Figure record extracts
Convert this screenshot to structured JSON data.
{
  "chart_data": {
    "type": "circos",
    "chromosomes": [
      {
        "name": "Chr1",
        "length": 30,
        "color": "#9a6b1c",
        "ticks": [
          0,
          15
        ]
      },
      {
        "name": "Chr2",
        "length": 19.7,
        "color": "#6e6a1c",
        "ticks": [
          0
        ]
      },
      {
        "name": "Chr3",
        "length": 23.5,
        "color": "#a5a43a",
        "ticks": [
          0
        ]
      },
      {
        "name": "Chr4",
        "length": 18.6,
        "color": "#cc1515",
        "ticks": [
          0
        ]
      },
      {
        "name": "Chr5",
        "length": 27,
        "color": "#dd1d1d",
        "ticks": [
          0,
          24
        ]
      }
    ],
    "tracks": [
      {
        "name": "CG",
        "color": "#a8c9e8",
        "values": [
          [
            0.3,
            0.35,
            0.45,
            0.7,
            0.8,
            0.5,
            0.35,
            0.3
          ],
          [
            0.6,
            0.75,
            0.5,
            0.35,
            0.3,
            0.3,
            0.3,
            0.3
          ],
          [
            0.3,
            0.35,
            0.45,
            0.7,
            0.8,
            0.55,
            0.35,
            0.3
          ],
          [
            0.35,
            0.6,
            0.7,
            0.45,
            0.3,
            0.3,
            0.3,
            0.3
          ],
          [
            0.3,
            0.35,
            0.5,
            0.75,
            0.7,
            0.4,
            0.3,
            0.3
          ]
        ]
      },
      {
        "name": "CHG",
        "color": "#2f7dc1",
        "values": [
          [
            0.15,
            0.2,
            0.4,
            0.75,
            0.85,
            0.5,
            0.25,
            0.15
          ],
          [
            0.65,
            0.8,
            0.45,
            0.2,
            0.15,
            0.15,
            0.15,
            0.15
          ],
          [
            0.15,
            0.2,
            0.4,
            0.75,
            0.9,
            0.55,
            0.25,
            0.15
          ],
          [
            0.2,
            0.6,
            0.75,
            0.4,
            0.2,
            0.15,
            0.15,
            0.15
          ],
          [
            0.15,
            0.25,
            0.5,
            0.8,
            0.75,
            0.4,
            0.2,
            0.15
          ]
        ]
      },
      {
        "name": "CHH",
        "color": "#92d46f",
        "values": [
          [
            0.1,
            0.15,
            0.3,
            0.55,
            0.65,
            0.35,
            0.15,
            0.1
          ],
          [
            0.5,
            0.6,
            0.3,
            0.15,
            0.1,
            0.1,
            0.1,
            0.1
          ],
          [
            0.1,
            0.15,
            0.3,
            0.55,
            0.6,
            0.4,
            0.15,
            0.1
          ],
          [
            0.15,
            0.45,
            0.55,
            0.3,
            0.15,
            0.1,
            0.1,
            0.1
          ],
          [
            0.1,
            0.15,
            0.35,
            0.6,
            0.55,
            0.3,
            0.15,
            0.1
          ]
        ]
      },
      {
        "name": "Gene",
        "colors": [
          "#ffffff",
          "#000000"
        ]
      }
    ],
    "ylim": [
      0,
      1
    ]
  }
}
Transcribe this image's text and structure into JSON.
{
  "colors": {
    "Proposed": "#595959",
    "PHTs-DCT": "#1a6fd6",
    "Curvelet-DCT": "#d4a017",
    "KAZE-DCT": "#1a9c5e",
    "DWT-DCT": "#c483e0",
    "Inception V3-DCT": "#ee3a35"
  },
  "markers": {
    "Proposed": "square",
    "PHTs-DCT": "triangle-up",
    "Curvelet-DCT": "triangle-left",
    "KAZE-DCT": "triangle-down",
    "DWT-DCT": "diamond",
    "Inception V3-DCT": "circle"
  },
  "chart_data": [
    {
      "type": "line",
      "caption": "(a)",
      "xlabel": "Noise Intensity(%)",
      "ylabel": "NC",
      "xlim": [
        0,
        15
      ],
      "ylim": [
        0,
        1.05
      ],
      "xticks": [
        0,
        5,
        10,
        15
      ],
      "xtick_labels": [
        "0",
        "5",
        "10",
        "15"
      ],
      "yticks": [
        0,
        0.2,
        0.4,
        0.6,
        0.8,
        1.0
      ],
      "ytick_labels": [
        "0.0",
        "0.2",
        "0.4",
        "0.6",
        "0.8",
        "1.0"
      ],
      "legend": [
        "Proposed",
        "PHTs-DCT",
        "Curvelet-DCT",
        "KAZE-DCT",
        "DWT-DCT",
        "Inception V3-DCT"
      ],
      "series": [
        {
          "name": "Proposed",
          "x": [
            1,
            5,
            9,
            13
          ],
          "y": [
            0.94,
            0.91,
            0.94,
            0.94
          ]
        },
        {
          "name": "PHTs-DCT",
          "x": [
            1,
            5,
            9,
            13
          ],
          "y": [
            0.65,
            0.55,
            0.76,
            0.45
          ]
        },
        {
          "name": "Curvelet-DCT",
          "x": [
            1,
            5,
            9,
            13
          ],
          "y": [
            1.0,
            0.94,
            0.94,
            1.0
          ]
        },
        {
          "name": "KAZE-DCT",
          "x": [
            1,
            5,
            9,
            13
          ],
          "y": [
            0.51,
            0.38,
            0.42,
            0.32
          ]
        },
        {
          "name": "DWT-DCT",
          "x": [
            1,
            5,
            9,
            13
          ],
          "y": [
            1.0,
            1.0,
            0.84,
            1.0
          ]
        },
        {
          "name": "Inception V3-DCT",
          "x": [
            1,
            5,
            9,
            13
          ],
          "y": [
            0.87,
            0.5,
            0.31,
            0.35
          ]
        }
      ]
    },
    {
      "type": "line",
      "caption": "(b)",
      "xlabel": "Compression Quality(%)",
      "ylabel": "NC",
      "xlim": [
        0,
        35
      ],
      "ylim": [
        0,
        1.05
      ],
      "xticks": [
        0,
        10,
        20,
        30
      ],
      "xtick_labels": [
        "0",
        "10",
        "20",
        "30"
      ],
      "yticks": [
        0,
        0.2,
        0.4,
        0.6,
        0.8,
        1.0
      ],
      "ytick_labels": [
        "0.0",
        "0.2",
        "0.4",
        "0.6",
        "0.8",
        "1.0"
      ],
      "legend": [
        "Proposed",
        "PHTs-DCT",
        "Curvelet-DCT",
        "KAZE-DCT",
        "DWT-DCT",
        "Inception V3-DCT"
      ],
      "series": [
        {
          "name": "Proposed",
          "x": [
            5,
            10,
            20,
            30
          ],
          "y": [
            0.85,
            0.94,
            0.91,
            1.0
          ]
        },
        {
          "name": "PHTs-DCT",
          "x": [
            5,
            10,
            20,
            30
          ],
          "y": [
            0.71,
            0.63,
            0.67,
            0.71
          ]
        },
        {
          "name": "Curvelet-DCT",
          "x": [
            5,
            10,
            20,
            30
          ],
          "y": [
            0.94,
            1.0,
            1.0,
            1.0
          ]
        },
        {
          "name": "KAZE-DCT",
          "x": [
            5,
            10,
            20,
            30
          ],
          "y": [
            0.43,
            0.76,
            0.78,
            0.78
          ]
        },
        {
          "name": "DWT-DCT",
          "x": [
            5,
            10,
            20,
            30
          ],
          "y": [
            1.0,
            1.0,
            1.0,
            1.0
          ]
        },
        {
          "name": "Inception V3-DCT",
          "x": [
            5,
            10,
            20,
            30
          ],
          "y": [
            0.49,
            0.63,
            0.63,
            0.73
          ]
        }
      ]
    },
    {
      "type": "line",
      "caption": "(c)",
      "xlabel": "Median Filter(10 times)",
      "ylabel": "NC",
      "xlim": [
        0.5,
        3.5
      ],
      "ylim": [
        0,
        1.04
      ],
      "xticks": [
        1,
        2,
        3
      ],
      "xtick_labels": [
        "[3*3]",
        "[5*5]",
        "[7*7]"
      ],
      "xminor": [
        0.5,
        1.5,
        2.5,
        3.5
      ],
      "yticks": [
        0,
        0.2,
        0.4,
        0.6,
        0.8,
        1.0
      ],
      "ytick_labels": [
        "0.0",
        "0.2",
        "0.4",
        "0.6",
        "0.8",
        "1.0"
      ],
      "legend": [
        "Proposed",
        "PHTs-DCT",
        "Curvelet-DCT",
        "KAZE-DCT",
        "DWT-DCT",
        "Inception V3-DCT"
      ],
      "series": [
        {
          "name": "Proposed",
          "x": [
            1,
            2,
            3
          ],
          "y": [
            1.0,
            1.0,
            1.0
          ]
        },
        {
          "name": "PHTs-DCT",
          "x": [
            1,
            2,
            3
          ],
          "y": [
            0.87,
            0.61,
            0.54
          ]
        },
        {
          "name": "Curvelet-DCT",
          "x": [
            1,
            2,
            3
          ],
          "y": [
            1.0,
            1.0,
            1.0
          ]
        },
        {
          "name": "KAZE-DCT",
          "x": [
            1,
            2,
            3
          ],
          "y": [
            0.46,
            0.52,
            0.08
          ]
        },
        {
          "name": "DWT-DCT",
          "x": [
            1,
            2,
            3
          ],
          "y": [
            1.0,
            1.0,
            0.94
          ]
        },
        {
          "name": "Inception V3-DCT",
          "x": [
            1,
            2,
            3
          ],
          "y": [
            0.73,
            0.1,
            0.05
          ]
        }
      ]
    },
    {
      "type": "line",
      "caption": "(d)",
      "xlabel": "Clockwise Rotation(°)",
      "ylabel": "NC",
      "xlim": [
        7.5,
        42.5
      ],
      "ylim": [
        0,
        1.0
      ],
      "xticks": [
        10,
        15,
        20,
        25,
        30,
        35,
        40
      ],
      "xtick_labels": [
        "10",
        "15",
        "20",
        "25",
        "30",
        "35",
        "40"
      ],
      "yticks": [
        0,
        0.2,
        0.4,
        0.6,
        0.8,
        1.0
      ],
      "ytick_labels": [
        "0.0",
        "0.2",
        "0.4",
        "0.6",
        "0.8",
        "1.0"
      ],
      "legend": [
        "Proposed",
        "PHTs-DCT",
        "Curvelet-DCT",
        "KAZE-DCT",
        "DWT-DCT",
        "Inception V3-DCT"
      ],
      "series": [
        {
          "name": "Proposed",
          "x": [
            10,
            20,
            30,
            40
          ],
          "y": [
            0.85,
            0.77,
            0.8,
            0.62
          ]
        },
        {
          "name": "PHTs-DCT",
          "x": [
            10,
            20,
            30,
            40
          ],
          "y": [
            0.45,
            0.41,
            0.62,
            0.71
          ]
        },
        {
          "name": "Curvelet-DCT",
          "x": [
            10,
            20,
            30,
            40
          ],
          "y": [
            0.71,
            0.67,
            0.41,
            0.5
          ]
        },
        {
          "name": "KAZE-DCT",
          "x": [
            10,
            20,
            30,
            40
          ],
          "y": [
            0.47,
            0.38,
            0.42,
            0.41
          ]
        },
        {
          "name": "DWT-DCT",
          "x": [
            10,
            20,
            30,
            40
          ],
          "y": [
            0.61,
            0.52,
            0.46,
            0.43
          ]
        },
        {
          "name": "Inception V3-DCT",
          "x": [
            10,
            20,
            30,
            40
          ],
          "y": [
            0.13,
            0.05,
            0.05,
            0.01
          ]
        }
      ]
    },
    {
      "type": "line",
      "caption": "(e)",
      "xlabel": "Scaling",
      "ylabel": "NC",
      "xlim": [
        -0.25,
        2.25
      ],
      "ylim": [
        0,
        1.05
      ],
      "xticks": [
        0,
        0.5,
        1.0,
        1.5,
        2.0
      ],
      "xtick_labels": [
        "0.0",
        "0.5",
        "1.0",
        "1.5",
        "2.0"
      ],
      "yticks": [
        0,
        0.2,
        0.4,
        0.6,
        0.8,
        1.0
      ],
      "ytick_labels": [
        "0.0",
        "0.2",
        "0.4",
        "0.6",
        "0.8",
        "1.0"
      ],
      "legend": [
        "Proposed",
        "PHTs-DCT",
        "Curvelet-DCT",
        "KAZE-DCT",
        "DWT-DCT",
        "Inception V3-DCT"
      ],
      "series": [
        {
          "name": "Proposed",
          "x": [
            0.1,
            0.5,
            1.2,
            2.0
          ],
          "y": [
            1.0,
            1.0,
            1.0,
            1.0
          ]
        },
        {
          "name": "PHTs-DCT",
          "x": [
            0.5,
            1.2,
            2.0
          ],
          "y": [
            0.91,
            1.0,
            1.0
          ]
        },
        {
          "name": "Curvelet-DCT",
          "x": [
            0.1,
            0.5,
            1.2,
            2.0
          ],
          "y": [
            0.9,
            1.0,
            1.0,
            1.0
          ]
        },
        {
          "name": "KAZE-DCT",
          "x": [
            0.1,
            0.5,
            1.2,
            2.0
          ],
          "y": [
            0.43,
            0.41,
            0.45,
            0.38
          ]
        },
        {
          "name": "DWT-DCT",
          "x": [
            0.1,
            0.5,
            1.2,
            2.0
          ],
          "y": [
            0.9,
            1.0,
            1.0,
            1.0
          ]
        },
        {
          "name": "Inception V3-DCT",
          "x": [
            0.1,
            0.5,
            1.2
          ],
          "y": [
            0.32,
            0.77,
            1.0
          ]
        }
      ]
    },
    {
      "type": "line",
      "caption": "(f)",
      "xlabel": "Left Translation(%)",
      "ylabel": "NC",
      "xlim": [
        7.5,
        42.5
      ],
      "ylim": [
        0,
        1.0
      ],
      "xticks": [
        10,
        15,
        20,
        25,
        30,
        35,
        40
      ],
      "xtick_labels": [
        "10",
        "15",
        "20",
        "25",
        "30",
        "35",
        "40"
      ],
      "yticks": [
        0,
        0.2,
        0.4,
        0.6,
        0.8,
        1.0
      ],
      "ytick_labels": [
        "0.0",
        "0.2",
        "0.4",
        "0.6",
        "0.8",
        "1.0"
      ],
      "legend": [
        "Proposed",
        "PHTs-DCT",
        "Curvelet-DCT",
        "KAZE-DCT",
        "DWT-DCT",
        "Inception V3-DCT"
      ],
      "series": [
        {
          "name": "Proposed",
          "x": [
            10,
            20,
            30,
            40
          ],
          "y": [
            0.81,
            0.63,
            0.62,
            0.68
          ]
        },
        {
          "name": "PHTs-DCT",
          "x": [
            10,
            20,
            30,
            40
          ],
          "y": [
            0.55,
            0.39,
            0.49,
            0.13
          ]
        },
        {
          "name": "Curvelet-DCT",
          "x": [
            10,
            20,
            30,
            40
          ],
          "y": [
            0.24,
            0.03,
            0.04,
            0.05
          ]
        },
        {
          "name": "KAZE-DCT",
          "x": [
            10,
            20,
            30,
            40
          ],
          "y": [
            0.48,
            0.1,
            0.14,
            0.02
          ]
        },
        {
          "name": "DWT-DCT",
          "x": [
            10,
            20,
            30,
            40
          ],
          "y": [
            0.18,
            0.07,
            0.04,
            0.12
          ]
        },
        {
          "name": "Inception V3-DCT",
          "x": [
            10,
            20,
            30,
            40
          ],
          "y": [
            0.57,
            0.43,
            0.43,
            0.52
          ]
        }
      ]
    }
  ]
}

**Instruction:** Gather all lines with the string "triangle" from the data.

**The solution:**
    "PHTs-DCT": "triangle-up",
    "Curvelet-DCT": "triangle-left",
    "KAZE-DCT": "triangle-down",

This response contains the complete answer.